Instruction: In the material below, the lines containing the word "valores" are required; copy each of them.

(Saved entries)
==========

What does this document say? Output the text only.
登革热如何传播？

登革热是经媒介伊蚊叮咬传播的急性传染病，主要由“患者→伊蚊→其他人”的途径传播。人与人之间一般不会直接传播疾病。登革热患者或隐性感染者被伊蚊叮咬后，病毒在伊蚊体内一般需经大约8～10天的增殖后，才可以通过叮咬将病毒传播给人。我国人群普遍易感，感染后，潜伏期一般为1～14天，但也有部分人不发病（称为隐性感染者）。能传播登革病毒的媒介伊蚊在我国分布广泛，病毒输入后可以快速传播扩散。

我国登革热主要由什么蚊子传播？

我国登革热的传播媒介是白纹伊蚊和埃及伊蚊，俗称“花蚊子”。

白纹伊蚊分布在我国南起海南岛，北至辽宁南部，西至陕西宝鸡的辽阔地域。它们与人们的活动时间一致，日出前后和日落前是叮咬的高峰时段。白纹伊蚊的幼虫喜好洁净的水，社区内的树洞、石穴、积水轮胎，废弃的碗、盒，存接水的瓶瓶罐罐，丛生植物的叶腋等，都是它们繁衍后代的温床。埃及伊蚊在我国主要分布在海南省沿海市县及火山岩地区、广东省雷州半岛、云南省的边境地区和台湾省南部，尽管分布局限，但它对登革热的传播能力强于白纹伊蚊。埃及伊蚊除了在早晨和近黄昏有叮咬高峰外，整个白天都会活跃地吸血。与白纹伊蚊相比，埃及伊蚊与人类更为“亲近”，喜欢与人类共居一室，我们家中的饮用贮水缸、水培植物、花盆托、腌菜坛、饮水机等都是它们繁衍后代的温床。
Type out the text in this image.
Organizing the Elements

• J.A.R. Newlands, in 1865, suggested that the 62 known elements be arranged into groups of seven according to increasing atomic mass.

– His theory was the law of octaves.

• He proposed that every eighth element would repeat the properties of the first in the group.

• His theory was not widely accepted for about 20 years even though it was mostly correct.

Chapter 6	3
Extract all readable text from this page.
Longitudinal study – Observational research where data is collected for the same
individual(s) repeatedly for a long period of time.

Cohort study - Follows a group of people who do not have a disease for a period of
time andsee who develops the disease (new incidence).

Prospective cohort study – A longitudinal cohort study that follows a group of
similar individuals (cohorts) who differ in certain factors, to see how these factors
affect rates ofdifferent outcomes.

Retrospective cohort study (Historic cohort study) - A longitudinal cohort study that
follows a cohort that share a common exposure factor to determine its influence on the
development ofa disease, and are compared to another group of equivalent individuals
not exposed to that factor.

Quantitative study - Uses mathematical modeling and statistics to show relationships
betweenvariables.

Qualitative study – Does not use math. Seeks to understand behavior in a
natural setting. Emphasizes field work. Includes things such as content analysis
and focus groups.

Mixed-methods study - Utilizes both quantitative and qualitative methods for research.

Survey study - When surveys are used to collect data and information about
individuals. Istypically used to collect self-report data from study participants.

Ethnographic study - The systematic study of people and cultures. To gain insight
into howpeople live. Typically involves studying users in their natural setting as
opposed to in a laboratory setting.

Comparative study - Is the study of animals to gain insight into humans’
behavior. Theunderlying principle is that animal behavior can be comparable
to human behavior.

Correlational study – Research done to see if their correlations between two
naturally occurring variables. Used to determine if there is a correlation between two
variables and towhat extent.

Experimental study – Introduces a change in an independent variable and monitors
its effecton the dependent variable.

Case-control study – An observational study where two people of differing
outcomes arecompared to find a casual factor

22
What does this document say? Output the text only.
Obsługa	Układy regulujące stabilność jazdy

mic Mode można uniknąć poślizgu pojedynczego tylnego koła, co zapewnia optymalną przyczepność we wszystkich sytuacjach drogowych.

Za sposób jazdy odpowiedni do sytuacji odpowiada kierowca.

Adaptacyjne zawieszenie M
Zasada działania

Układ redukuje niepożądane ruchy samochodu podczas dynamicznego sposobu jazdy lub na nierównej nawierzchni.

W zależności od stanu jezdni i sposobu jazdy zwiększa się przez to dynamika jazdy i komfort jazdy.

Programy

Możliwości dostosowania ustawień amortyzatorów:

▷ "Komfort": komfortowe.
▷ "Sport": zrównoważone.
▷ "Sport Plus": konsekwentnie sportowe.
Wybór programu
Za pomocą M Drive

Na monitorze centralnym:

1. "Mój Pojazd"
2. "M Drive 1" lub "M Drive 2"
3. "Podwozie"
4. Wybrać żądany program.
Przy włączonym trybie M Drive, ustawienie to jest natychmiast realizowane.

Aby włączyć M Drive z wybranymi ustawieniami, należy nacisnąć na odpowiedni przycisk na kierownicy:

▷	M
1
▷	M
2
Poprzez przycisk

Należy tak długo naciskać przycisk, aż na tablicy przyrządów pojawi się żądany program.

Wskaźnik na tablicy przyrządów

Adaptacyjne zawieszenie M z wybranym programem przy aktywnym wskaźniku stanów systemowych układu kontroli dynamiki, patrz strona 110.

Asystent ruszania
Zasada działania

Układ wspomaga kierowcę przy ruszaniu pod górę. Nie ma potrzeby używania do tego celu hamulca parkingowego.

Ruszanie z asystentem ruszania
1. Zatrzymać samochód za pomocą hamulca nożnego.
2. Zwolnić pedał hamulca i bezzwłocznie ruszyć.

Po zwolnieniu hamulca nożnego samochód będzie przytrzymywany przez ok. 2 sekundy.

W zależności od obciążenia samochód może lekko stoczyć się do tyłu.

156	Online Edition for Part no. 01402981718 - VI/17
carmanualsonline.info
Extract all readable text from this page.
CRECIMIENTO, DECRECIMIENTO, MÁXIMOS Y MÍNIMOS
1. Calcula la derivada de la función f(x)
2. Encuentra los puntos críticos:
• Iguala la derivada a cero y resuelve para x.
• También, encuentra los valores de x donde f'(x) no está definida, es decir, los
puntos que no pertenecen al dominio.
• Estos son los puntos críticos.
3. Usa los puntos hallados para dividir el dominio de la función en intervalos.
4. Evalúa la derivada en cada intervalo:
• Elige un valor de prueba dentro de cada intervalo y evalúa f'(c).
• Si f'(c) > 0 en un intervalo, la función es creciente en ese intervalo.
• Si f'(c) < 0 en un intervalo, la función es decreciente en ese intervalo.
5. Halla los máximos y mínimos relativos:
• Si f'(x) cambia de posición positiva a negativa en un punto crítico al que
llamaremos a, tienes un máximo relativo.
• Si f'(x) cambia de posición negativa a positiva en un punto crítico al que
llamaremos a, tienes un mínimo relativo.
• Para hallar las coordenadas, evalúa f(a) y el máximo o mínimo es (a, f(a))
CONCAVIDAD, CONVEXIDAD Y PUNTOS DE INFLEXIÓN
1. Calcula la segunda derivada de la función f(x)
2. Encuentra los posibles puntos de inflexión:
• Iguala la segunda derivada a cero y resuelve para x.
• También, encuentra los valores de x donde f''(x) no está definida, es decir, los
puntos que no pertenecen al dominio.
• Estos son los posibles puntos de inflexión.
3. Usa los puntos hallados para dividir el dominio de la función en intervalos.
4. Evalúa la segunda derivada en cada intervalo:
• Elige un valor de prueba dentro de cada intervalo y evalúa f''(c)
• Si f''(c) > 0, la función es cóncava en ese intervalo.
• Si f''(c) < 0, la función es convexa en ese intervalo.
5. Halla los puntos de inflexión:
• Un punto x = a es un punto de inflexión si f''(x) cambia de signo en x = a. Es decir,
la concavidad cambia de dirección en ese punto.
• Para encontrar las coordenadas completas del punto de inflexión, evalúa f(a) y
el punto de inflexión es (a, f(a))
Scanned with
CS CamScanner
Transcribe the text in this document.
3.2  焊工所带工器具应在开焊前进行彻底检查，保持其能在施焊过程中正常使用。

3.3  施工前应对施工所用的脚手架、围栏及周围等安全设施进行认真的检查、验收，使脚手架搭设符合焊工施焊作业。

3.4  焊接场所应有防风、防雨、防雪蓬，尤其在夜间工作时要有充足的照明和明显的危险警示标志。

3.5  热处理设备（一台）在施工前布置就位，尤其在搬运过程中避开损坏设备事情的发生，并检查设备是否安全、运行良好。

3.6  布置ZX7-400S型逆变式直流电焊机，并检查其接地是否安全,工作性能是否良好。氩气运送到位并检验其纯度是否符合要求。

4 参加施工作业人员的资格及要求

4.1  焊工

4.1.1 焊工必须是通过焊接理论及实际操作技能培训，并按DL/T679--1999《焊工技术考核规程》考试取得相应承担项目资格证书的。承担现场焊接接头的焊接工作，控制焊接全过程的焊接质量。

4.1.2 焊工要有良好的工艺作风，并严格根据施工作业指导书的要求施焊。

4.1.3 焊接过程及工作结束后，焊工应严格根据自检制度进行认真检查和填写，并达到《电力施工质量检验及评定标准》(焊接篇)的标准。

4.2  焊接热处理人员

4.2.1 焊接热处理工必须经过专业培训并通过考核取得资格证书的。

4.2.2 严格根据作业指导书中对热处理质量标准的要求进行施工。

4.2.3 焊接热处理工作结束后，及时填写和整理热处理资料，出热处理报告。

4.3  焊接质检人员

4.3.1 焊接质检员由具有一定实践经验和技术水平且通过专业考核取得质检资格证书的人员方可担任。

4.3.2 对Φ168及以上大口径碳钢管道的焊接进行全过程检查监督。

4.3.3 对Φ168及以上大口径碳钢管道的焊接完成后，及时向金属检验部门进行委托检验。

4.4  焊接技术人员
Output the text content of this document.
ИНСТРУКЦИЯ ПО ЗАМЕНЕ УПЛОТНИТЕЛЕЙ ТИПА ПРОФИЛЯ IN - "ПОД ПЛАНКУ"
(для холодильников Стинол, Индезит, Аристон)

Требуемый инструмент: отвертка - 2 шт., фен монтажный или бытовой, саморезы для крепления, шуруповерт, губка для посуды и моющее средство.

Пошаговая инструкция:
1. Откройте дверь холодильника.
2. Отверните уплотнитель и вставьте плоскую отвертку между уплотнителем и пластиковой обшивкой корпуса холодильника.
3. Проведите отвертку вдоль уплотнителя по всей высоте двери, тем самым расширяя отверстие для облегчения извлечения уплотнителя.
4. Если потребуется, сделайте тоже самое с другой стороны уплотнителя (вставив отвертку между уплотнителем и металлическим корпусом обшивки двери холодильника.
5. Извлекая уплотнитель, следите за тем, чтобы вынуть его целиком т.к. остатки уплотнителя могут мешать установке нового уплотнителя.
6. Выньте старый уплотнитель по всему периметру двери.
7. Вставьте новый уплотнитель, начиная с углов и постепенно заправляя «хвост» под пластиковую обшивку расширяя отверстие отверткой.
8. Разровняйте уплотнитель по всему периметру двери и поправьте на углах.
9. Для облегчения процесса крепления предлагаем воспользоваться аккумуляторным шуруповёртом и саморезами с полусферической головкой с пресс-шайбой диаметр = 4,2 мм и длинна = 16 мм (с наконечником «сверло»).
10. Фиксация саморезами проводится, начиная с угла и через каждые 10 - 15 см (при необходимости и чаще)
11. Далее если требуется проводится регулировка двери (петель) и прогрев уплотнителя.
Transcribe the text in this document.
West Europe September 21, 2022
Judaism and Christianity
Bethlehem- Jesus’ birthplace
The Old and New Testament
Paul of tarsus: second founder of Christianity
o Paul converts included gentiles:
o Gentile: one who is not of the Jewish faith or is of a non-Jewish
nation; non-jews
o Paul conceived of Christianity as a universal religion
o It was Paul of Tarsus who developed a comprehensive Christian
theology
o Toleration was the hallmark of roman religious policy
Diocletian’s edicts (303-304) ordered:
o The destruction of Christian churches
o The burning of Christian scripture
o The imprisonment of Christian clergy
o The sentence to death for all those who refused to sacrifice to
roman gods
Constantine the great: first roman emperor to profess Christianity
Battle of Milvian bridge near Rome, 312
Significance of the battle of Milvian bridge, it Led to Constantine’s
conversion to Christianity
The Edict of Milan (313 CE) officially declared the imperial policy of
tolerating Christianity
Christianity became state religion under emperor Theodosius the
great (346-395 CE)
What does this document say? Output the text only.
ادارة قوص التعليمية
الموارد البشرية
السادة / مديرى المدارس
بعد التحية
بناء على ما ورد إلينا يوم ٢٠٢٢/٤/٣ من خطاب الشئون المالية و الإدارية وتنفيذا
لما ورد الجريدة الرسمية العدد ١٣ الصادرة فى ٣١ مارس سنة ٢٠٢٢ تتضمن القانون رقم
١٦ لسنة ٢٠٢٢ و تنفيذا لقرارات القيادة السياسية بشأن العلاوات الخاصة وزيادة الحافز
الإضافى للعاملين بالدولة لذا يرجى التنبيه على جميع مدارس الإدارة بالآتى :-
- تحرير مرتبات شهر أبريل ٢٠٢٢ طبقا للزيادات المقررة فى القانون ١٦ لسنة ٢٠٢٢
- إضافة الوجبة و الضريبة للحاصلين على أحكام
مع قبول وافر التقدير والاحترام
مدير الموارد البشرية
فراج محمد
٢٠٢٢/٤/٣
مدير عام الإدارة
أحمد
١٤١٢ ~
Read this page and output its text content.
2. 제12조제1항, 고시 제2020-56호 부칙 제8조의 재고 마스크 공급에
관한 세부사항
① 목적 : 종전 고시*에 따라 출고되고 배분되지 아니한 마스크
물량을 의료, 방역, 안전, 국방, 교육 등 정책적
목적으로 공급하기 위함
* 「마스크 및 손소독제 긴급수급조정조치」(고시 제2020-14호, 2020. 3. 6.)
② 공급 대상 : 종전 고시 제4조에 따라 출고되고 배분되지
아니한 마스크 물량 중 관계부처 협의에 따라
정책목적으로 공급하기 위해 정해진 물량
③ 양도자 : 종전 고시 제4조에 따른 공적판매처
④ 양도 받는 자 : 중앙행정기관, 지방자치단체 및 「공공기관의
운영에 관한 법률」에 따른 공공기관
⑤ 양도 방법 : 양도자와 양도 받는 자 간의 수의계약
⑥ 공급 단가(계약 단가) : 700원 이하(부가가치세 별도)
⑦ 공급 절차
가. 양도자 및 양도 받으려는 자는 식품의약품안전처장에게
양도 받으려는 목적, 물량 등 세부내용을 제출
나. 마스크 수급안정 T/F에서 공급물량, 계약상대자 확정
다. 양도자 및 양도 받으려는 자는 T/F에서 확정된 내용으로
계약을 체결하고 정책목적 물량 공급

==========

Reply to the exercise:
• También, encuentra los valores de x donde f'(x) no está definida, es decir, los
• También, encuentra los valores de x donde f''(x) no está definida, es decir, los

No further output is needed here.